#### Data for processing
-----
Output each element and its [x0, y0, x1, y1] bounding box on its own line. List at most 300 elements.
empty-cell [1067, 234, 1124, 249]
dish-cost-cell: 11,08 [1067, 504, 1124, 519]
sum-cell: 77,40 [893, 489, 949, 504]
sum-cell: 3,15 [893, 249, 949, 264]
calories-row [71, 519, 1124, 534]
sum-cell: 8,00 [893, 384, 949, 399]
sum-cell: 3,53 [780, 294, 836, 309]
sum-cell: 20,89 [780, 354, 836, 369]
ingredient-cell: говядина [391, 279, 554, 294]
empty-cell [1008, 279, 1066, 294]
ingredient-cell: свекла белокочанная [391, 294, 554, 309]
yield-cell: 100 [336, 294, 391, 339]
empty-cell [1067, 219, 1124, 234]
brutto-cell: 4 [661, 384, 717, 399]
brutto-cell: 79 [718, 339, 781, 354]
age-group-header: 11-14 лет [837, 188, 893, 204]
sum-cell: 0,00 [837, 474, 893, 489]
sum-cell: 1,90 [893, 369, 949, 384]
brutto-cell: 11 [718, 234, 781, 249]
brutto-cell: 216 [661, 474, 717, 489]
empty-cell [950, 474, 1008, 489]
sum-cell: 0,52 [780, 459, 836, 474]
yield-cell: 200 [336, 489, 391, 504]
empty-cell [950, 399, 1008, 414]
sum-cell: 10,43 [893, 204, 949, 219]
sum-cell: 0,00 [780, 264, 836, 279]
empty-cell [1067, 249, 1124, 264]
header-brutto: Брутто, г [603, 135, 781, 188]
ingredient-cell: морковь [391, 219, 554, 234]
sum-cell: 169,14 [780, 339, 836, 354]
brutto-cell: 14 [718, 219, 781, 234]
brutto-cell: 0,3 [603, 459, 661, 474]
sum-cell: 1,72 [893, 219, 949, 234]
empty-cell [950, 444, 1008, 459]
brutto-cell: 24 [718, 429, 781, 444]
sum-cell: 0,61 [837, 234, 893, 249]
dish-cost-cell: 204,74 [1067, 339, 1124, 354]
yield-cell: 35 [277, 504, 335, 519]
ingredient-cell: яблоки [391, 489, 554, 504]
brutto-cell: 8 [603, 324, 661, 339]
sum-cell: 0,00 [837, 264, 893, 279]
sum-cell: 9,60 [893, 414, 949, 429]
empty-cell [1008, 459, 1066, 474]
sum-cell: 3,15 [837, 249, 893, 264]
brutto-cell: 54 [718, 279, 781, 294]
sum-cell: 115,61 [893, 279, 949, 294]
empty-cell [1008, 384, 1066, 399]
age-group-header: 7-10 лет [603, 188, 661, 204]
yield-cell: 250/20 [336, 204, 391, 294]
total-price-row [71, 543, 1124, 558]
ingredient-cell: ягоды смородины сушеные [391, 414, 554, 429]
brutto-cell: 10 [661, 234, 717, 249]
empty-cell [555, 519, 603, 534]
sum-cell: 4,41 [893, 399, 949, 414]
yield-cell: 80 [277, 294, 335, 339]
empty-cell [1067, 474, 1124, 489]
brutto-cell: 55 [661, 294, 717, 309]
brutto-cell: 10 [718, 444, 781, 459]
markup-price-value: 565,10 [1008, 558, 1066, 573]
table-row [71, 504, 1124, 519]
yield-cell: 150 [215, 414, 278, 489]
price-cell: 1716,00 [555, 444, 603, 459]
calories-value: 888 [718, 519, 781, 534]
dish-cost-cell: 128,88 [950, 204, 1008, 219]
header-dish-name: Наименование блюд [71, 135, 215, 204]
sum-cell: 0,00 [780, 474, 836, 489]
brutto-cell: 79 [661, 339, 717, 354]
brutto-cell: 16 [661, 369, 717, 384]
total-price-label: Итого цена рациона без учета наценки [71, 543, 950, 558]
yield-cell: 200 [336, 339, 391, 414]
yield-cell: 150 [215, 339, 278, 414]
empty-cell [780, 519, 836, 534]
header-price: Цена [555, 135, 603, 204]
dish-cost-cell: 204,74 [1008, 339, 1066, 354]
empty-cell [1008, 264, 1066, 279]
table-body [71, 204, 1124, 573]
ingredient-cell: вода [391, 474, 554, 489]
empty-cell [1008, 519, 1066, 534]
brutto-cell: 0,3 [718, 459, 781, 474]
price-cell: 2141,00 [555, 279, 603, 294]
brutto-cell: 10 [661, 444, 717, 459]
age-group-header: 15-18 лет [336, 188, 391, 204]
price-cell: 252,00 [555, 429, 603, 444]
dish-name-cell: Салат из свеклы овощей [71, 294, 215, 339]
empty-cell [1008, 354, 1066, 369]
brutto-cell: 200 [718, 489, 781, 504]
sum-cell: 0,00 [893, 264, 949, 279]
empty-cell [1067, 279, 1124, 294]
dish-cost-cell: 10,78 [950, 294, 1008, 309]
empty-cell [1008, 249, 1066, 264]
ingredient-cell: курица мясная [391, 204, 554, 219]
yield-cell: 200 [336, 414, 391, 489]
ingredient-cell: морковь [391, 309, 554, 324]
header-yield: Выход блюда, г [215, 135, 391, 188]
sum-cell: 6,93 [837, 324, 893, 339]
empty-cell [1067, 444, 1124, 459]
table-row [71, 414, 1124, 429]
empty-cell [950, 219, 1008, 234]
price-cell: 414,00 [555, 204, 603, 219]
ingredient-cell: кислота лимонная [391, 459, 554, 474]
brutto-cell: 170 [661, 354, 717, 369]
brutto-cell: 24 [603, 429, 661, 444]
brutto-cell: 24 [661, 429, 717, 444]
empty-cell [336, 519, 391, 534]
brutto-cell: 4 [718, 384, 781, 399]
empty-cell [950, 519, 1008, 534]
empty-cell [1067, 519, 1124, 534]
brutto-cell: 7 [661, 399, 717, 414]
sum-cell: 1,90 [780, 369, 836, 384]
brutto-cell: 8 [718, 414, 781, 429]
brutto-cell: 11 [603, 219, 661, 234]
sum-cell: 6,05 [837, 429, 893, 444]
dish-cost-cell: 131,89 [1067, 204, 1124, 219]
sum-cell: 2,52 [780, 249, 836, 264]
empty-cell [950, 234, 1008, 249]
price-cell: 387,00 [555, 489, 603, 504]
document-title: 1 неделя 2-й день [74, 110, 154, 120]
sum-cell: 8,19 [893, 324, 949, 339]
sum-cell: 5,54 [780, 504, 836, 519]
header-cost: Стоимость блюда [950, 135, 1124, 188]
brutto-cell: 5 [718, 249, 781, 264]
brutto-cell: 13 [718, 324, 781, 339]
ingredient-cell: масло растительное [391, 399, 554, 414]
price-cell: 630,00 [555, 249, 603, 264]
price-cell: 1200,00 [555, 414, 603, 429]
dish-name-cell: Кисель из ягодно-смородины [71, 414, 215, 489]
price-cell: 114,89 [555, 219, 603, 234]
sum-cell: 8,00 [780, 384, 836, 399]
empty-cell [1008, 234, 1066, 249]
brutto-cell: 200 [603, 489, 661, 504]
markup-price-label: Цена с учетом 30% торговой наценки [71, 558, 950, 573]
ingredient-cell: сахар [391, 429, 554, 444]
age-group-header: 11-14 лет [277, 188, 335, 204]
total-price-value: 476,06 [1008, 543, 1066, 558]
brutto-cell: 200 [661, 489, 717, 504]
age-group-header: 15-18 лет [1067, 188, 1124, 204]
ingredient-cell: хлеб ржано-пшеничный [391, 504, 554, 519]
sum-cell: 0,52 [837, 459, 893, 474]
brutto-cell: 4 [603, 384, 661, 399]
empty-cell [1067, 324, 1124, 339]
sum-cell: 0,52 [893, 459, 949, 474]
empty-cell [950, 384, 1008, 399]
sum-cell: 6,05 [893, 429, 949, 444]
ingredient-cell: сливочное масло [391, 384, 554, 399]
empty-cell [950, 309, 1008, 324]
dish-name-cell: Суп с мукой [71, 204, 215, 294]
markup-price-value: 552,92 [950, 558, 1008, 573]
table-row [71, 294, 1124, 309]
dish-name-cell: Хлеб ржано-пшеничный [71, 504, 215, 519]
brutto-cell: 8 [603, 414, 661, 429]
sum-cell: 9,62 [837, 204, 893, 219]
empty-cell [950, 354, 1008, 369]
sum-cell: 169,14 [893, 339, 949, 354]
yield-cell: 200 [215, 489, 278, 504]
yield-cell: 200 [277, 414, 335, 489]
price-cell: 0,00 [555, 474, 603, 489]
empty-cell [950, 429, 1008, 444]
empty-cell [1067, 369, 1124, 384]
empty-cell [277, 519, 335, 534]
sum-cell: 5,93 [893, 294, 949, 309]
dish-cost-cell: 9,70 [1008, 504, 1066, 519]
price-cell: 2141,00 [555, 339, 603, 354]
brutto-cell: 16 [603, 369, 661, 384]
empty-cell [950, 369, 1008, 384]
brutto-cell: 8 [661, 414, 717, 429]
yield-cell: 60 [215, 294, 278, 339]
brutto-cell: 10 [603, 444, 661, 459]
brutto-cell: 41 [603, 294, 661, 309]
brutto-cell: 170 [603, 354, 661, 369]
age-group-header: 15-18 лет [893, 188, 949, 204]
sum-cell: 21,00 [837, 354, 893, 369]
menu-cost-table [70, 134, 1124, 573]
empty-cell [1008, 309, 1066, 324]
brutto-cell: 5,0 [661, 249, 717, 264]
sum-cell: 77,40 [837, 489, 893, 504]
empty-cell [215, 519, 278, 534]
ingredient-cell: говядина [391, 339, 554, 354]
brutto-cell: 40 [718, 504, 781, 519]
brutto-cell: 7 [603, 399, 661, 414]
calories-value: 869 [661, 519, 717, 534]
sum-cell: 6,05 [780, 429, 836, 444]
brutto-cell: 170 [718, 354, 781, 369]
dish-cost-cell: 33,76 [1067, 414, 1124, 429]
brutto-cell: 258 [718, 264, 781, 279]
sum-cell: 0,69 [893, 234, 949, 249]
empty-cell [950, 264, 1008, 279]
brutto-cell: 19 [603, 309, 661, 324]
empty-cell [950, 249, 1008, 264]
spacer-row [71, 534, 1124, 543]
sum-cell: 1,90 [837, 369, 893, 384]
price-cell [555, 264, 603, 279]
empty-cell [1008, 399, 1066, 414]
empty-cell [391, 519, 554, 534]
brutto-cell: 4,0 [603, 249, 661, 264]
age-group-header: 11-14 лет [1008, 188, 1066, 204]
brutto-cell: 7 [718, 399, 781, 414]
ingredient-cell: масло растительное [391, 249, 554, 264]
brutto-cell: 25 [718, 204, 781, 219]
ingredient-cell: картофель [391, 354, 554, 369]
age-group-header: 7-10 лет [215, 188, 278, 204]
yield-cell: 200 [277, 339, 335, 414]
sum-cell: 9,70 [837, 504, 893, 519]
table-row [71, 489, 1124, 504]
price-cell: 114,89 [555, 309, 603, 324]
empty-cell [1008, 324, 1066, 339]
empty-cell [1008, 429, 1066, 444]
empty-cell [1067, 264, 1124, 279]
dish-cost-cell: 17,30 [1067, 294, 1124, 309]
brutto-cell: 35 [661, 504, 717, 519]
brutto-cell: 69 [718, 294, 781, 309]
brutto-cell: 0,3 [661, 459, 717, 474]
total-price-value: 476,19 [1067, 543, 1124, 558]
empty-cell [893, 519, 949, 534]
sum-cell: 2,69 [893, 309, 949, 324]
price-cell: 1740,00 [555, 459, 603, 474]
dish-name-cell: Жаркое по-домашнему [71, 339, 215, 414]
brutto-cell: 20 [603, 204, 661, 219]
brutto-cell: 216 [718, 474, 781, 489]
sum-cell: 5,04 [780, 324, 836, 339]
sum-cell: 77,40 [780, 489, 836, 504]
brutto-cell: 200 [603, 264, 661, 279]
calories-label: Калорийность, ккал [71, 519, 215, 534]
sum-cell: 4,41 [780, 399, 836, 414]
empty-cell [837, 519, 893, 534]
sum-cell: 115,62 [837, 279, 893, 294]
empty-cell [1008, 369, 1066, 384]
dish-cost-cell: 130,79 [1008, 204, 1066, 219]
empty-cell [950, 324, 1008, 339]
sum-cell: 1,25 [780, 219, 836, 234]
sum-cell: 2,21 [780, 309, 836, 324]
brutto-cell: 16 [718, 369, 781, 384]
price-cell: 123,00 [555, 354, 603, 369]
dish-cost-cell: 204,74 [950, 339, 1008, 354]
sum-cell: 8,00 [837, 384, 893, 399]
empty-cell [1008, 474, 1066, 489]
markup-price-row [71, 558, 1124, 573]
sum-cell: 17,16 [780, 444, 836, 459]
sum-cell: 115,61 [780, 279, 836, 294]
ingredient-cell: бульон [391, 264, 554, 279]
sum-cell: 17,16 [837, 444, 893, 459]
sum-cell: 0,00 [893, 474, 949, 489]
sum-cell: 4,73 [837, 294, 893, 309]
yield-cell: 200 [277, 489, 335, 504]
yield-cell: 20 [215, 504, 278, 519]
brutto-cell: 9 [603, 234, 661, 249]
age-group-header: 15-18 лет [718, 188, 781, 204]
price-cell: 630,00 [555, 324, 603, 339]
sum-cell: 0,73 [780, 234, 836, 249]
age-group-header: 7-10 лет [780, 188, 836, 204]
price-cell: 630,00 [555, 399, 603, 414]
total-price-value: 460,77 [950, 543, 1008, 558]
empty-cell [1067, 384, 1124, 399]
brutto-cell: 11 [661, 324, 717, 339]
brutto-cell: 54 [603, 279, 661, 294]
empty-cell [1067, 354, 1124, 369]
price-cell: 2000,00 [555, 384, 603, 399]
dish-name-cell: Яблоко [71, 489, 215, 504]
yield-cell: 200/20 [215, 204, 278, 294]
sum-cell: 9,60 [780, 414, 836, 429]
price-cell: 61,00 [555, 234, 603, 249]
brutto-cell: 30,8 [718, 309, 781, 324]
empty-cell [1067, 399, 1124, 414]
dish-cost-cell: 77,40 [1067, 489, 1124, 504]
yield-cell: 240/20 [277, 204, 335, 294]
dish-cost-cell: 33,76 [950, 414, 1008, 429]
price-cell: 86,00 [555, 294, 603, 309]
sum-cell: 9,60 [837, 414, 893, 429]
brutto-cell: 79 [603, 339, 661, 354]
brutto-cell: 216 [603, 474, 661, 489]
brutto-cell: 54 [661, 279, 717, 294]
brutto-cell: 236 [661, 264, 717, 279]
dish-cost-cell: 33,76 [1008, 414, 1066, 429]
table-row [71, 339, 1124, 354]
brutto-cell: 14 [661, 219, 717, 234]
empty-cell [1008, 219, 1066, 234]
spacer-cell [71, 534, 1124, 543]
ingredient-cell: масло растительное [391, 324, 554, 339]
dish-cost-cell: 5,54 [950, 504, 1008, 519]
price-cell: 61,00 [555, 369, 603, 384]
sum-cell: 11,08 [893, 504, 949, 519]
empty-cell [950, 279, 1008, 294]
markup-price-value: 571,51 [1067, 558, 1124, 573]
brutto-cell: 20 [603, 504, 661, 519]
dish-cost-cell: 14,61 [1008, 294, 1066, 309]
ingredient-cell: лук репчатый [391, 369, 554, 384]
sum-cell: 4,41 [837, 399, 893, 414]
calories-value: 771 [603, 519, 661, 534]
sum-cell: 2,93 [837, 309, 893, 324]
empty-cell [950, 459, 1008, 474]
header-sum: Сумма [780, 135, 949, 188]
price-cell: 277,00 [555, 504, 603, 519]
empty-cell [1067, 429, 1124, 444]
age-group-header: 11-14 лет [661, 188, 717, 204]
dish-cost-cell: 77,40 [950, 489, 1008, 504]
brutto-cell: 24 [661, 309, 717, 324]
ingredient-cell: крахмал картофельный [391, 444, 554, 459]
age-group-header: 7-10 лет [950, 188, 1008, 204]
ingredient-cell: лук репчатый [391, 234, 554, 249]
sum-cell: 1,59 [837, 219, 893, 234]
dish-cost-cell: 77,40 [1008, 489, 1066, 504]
-----
#### Task to carry out
Rewrite the stretch of items from the start through the line containing "empty-cell [950, 399, 1008, 414]", changing every "yield-cell" to "portion-cell" and leaving all else unchanged.

#### Finished task
Output each element and its [x0, y0, x1, y1] bounding box on its own line. List at most 300 elements.
empty-cell [1067, 234, 1124, 249]
dish-cost-cell: 11,08 [1067, 504, 1124, 519]
sum-cell: 77,40 [893, 489, 949, 504]
sum-cell: 3,15 [893, 249, 949, 264]
calories-row [71, 519, 1124, 534]
sum-cell: 8,00 [893, 384, 949, 399]
sum-cell: 3,53 [780, 294, 836, 309]
sum-cell: 20,89 [780, 354, 836, 369]
ingredient-cell: говядина [391, 279, 554, 294]
empty-cell [1008, 279, 1066, 294]
ingredient-cell: свекла белокочанная [391, 294, 554, 309]
portion-cell: 100 [336, 294, 391, 339]
empty-cell [1067, 219, 1124, 234]
brutto-cell: 4 [661, 384, 717, 399]
brutto-cell: 79 [718, 339, 781, 354]
age-group-header: 11-14 лет [837, 188, 893, 204]
sum-cell: 0,00 [837, 474, 893, 489]
sum-cell: 1,90 [893, 369, 949, 384]
brutto-cell: 11 [718, 234, 781, 249]
brutto-cell: 216 [661, 474, 717, 489]
empty-cell [950, 474, 1008, 489]
sum-cell: 0,52 [780, 459, 836, 474]
portion-cell: 200 [336, 489, 391, 504]
empty-cell [950, 399, 1008, 414]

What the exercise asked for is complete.